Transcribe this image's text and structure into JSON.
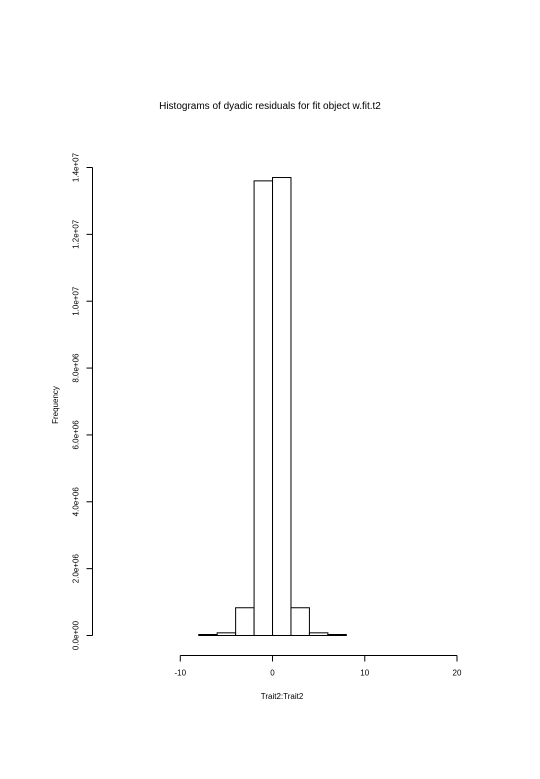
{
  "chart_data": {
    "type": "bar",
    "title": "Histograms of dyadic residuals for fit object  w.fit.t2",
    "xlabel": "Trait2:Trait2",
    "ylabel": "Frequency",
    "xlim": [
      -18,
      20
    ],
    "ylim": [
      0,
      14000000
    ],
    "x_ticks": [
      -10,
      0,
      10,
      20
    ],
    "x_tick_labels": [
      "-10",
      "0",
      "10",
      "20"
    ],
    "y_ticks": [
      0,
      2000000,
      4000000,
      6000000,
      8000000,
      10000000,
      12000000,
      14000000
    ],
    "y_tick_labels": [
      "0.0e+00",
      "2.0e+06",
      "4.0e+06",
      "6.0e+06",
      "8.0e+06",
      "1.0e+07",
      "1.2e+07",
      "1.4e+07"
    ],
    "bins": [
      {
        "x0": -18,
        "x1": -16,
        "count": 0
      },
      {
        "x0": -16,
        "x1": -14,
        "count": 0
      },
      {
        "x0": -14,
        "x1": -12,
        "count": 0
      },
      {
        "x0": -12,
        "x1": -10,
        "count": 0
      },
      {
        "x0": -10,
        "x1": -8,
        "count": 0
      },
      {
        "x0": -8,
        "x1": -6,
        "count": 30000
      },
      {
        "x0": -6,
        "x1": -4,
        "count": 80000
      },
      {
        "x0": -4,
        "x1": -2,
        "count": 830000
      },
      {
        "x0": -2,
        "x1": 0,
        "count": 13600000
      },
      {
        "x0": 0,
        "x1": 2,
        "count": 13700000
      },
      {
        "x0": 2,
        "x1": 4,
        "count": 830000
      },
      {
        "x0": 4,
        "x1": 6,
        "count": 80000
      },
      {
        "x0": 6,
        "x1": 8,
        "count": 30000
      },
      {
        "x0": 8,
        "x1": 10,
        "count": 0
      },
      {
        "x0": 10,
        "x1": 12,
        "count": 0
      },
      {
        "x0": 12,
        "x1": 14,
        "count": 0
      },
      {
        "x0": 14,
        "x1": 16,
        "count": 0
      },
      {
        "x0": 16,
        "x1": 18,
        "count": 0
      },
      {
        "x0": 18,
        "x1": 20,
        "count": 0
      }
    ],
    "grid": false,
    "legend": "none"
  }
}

▬▬▬

▶ [PROBLEM REQUIREMENTS]: Without the pictures, copy the material exactly as given.

▶ [FINAL RESULT]:
Transcribe this image's text and structure into JSON.
{
  "chart_data": {
    "type": "bar",
    "title": "Histograms of dyadic residuals for fit object  w.fit.t2",
    "xlabel": "Trait2:Trait2",
    "ylabel": "Frequency",
    "xlim": [
      -18,
      20
    ],
    "ylim": [
      0,
      14000000
    ],
    "x_ticks": [
      -10,
      0,
      10,
      20
    ],
    "x_tick_labels": [
      "-10",
      "0",
      "10",
      "20"
    ],
    "y_ticks": [
      0,
      2000000,
      4000000,
      6000000,
      8000000,
      10000000,
      12000000,
      14000000
    ],
    "y_tick_labels": [
      "0.0e+00",
      "2.0e+06",
      "4.0e+06",
      "6.0e+06",
      "8.0e+06",
      "1.0e+07",
      "1.2e+07",
      "1.4e+07"
    ],
    "bins": [
      {
        "x0": -18,
        "x1": -16,
        "count": 0
      },
      {
        "x0": -16,
        "x1": -14,
        "count": 0
      },
      {
        "x0": -14,
        "x1": -12,
        "count": 0
      },
      {
        "x0": -12,
        "x1": -10,
        "count": 0
      },
      {
        "x0": -10,
        "x1": -8,
        "count": 0
      },
      {
        "x0": -8,
        "x1": -6,
        "count": 30000
      },
      {
        "x0": -6,
        "x1": -4,
        "count": 80000
      },
      {
        "x0": -4,
        "x1": -2,
        "count": 830000
      },
      {
        "x0": -2,
        "x1": 0,
        "count": 13600000
      },
      {
        "x0": 0,
        "x1": 2,
        "count": 13700000
      },
      {
        "x0": 2,
        "x1": 4,
        "count": 830000
      },
      {
        "x0": 4,
        "x1": 6,
        "count": 80000
      },
      {
        "x0": 6,
        "x1": 8,
        "count": 30000
      },
      {
        "x0": 8,
        "x1": 10,
        "count": 0
      },
      {
        "x0": 10,
        "x1": 12,
        "count": 0
      },
      {
        "x0": 12,
        "x1": 14,
        "count": 0
      },
      {
        "x0": 14,
        "x1": 16,
        "count": 0
      },
      {
        "x0": 16,
        "x1": 18,
        "count": 0
      },
      {
        "x0": 18,
        "x1": 20,
        "count": 0
      }
    ],
    "grid": false,
    "legend": "none"
  }
}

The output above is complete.